### Task goal
Copy out every record below with complete accuracy.

### Supplied data
______________________________
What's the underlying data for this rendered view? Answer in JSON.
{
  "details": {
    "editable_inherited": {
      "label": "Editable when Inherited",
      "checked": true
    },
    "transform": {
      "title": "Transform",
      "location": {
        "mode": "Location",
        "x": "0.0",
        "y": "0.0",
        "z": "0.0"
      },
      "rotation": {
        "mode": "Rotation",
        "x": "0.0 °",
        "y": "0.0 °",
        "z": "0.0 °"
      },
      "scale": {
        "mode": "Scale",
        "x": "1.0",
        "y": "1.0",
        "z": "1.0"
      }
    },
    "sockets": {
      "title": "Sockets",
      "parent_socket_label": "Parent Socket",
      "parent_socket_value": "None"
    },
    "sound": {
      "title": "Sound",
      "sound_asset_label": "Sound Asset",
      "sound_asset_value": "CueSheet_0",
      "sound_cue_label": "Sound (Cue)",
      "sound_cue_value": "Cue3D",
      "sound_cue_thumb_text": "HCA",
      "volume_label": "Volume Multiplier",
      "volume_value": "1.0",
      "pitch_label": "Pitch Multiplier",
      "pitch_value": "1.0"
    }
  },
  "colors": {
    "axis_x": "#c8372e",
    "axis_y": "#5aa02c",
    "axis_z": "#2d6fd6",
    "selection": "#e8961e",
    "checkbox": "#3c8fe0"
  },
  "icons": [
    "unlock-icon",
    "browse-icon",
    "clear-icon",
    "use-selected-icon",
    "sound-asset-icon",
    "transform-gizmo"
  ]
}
______________________________
### Full solution
What's the underlying data for this rendered view? Answer in JSON.
{
  "details": {
    "editable_inherited": {
      "label": "Editable when Inherited",
      "checked": true
    },
    "transform": {
      "title": "Transform",
      "location": {
        "mode": "Location",
        "x": "0.0",
        "y": "0.0",
        "z": "0.0"
      },
      "rotation": {
        "mode": "Rotation",
        "x": "0.0 °",
        "y": "0.0 °",
        "z": "0.0 °"
      },
      "scale": {
        "mode": "Scale",
        "x": "1.0",
        "y": "1.0",
        "z": "1.0"
      }
    },
    "sockets": {
      "title": "Sockets",
      "parent_socket_label": "Parent Socket",
      "parent_socket_value": "None"
    },
    "sound": {
      "title": "Sound",
      "sound_asset_label": "Sound Asset",
      "sound_asset_value": "CueSheet_0",
      "sound_cue_label": "Sound (Cue)",
      "sound_cue_value": "Cue3D",
      "sound_cue_thumb_text": "HCA",
      "volume_label": "Volume Multiplier",
      "volume_value": "1.0",
      "pitch_label": "Pitch Multiplier",
      "pitch_value": "1.0"
    }
  },
  "colors": {
    "axis_x": "#c8372e",
    "axis_y": "#5aa02c",
    "axis_z": "#2d6fd6",
    "selection": "#e8961e",
    "checkbox": "#3c8fe0"
  },
  "icons": [
    "unlock-icon",
    "browse-icon",
    "clear-icon",
    "use-selected-icon",
    "sound-asset-icon",
    "transform-gizmo"
  ]
}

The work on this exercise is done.